INSTRUCTIONS FOR THE TASK: Without altering anything, output the material below.

┌──

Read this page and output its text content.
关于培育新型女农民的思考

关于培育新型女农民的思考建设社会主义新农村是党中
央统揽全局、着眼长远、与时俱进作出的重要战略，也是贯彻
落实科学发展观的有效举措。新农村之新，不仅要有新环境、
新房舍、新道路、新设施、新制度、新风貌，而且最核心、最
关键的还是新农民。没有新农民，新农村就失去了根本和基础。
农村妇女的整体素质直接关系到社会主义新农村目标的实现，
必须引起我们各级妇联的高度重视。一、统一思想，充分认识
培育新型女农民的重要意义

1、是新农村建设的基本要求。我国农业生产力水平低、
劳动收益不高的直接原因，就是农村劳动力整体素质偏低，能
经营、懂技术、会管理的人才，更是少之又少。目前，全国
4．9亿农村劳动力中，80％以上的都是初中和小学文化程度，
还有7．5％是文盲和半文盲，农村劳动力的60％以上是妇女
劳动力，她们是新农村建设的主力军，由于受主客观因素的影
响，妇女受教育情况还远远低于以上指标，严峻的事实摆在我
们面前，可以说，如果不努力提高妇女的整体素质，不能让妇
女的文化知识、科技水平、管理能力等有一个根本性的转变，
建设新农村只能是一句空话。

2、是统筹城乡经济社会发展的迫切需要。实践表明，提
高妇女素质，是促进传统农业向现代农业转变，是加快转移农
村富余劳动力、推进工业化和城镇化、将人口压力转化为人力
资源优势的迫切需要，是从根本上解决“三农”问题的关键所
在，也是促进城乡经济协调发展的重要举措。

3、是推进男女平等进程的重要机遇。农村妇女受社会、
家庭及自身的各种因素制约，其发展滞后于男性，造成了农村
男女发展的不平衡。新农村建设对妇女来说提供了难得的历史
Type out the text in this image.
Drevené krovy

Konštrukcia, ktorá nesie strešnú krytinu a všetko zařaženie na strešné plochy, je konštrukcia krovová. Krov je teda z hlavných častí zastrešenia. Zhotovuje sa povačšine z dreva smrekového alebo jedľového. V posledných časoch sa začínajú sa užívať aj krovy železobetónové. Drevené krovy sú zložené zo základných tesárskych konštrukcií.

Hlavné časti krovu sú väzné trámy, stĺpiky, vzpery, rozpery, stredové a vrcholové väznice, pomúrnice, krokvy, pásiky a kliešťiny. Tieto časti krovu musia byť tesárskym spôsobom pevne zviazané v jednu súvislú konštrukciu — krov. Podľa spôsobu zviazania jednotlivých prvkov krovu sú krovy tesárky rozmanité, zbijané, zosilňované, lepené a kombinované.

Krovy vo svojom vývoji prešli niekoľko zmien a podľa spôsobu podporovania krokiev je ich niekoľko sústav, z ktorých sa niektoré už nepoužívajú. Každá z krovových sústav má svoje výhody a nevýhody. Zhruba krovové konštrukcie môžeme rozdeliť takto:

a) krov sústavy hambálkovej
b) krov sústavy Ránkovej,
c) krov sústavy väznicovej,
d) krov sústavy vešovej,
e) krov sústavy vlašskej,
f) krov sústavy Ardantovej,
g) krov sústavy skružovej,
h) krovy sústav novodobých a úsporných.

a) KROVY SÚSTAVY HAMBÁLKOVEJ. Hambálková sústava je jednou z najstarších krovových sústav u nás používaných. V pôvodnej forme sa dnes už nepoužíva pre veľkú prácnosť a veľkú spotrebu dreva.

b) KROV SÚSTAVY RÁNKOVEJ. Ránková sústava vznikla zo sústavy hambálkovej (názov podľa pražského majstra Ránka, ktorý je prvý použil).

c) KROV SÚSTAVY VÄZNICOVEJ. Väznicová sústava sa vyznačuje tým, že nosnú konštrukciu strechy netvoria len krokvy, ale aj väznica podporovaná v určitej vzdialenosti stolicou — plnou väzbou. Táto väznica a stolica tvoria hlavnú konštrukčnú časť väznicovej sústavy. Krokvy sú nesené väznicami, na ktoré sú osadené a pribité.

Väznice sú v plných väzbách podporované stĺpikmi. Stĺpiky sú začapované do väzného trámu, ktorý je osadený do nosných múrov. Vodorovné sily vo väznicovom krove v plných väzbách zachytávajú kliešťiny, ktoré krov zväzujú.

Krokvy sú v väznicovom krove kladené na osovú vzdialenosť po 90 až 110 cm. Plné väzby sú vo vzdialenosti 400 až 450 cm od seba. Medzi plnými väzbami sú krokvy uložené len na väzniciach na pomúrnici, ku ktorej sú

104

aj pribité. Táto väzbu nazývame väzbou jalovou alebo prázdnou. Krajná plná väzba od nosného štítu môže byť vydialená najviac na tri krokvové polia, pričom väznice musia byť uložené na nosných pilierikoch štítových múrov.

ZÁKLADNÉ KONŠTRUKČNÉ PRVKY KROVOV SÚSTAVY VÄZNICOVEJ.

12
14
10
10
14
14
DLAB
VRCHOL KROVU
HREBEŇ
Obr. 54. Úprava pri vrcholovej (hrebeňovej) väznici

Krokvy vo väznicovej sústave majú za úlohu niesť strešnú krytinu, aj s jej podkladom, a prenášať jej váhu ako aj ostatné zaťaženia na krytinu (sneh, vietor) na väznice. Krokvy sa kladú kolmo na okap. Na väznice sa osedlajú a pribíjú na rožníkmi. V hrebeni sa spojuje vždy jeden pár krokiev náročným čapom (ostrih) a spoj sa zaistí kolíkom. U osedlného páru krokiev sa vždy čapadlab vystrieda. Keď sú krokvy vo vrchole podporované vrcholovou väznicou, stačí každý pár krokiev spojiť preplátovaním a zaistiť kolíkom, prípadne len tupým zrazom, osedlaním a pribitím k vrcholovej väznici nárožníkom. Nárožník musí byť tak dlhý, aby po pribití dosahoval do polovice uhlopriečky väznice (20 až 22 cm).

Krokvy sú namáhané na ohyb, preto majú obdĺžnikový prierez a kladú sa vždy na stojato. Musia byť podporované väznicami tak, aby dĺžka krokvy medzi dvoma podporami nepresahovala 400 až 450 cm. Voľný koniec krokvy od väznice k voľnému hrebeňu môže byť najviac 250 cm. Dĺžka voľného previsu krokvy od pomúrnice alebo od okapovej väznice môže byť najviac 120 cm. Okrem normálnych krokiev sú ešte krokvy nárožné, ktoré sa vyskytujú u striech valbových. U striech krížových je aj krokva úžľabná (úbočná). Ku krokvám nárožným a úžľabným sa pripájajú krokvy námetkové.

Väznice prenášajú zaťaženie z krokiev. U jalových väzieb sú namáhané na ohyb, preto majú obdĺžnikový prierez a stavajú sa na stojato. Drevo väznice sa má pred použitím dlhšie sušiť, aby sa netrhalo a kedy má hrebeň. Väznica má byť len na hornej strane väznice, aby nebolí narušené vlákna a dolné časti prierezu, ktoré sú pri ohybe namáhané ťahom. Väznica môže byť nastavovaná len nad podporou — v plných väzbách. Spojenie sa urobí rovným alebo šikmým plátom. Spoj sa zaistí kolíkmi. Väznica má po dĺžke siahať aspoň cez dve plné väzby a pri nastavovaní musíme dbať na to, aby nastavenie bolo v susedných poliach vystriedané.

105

└──

WRITTEN SOLUTION:
Read this page and output its text content.
关于培育新型女农民的思考

关于培育新型女农民的思考建设社会主义新农村是党中
央统揽全局、着眼长远、与时俱进作出的重要战略，也是贯彻
落实科学发展观的有效举措。新农村之新，不仅要有新环境、
新房舍、新道路、新设施、新制度、新风貌，而且最核心、最
关键的还是新农民。没有新农民，新农村就失去了根本和基础。
农村妇女的整体素质直接关系到社会主义新农村目标的实现，
必须引起我们各级妇联的高度重视。一、统一思想，充分认识
培育新型女农民的重要意义

1、是新农村建设的基本要求。我国农业生产力水平低、
劳动收益不高的直接原因，就是农村劳动力整体素质偏低，能
经营、懂技术、会管理的人才，更是少之又少。目前，全国
4．9亿农村劳动力中，80％以上的都是初中和小学文化程度，
还有7．5％是文盲和半文盲，农村劳动力的60％以上是妇女
劳动力，她们是新农村建设的主力军，由于受主客观因素的影
响，妇女受教育情况还远远低于以上指标，严峻的事实摆在我
们面前，可以说，如果不努力提高妇女的整体素质，不能让妇
女的文化知识、科技水平、管理能力等有一个根本性的转变，
建设新农村只能是一句空话。

2、是统筹城乡经济社会发展的迫切需要。实践表明，提
高妇女素质，是促进传统农业向现代农业转变，是加快转移农
村富余劳动力、推进工业化和城镇化、将人口压力转化为人力
资源优势的迫切需要，是从根本上解决“三农”问题的关键所
在，也是促进城乡经济协调发展的重要举措。

3、是推进男女平等进程的重要机遇。农村妇女受社会、
家庭及自身的各种因素制约，其发展滞后于男性，造成了农村
男女发展的不平衡。新农村建设对妇女来说提供了难得的历史
Type out the text in this image.
Drevené krovy

Konštrukcia, ktorá nesie strešnú krytinu a všetko zařaženie na strešné plochy, je konštrukcia krovová. Krov je teda z hlavných častí zastrešenia. Zhotovuje sa povačšine z dreva smrekového alebo jedľového. V posledných časoch sa začínajú sa užívať aj krovy železobetónové. Drevené krovy sú zložené zo základných tesárskych konštrukcií.

Hlavné časti krovu sú väzné trámy, stĺpiky, vzpery, rozpery, stredové a vrcholové väznice, pomúrnice, krokvy, pásiky a kliešťiny. Tieto časti krovu musia byť tesárskym spôsobom pevne zviazané v jednu súvislú konštrukciu — krov. Podľa spôsobu zviazania jednotlivých prvkov krovu sú krovy tesárky rozmanité, zbijané, zosilňované, lepené a kombinované.

Krovy vo svojom vývoji prešli niekoľko zmien a podľa spôsobu podporovania krokiev je ich niekoľko sústav, z ktorých sa niektoré už nepoužívajú. Každá z krovových sústav má svoje výhody a nevýhody. Zhruba krovové konštrukcie môžeme rozdeliť takto:

a) krov sústavy hambálkovej
b) krov sústavy Ránkovej,
c) krov sústavy väznicovej,
d) krov sústavy vešovej,
e) krov sústavy vlašskej,
f) krov sústavy Ardantovej,
g) krov sústavy skružovej,
h) krovy sústav novodobých a úsporných.

a) KROVY SÚSTAVY HAMBÁLKOVEJ. Hambálková sústava je jednou z najstarších krovových sústav u nás používaných. V pôvodnej forme sa dnes už nepoužíva pre veľkú prácnosť a veľkú spotrebu dreva.

b) KROV SÚSTAVY RÁNKOVEJ. Ránková sústava vznikla zo sústavy hambálkovej (názov podľa pražského majstra Ránka, ktorý je prvý použil).

c) KROV SÚSTAVY VÄZNICOVEJ. Väznicová sústava sa vyznačuje tým, že nosnú konštrukciu strechy netvoria len krokvy, ale aj väznica podporovaná v určitej vzdialenosti stolicou — plnou väzbou. Táto väznica a stolica tvoria hlavnú konštrukčnú časť väznicovej sústavy. Krokvy sú nesené väznicami, na ktoré sú osadené a pribité.

Väznice sú v plných väzbách podporované stĺpikmi. Stĺpiky sú začapované do väzného trámu, ktorý je osadený do nosných múrov. Vodorovné sily vo väznicovom krove v plných väzbách zachytávajú kliešťiny, ktoré krov zväzujú.

Krokvy sú v väznicovom krove kladené na osovú vzdialenosť po 90 až 110 cm. Plné väzby sú vo vzdialenosti 400 až 450 cm od seba. Medzi plnými väzbami sú krokvy uložené len na väzniciach na pomúrnici, ku ktorej sú

104

aj pribité. Táto väzbu nazývame väzbou jalovou alebo prázdnou. Krajná plná väzba od nosného štítu môže byť vydialená najviac na tri krokvové polia, pričom väznice musia byť uložené na nosných pilierikoch štítových múrov.

ZÁKLADNÉ KONŠTRUKČNÉ PRVKY KROVOV SÚSTAVY VÄZNICOVEJ.

12
14
10
10
14
14
DLAB
VRCHOL KROVU
HREBEŇ
Obr. 54. Úprava pri vrcholovej (hrebeňovej) väznici

Krokvy vo väznicovej sústave majú za úlohu niesť strešnú krytinu, aj s jej podkladom, a prenášať jej váhu ako aj ostatné zaťaženia na krytinu (sneh, vietor) na väznice. Krokvy sa kladú kolmo na okap. Na väznice sa osedlajú a pribíjú na rožníkmi. V hrebeni sa spojuje vždy jeden pár krokiev náročným čapom (ostrih) a spoj sa zaistí kolíkom. U osedlného páru krokiev sa vždy čapadlab vystrieda. Keď sú krokvy vo vrchole podporované vrcholovou väznicou, stačí každý pár krokiev spojiť preplátovaním a zaistiť kolíkom, prípadne len tupým zrazom, osedlaním a pribitím k vrcholovej väznici nárožníkom. Nárožník musí byť tak dlhý, aby po pribití dosahoval do polovice uhlopriečky väznice (20 až 22 cm).

Krokvy sú namáhané na ohyb, preto majú obdĺžnikový prierez a kladú sa vždy na stojato. Musia byť podporované väznicami tak, aby dĺžka krokvy medzi dvoma podporami nepresahovala 400 až 450 cm. Voľný koniec krokvy od väznice k voľnému hrebeňu môže byť najviac 250 cm. Dĺžka voľného previsu krokvy od pomúrnice alebo od okapovej väznice môže byť najviac 120 cm. Okrem normálnych krokiev sú ešte krokvy nárožné, ktoré sa vyskytujú u striech valbových. U striech krížových je aj krokva úžľabná (úbočná). Ku krokvám nárožným a úžľabným sa pripájajú krokvy námetkové.

Väznice prenášajú zaťaženie z krokiev. U jalových väzieb sú namáhané na ohyb, preto majú obdĺžnikový prierez a stavajú sa na stojato. Drevo väznice sa má pred použitím dlhšie sušiť, aby sa netrhalo a kedy má hrebeň. Väznica má byť len na hornej strane väznice, aby nebolí narušené vlákna a dolné časti prierezu, ktoré sú pri ohybe namáhané ťahom. Väznica môže byť nastavovaná len nad podporou — v plných väzbách. Spojenie sa urobí rovným alebo šikmým plátom. Spoj sa zaistí kolíkmi. Väznica má po dĺžke siahať aspoň cez dve plné väzby a pri nastavovaní musíme dbať na to, aby nastavenie bolo v susedných poliach vystriedané.

105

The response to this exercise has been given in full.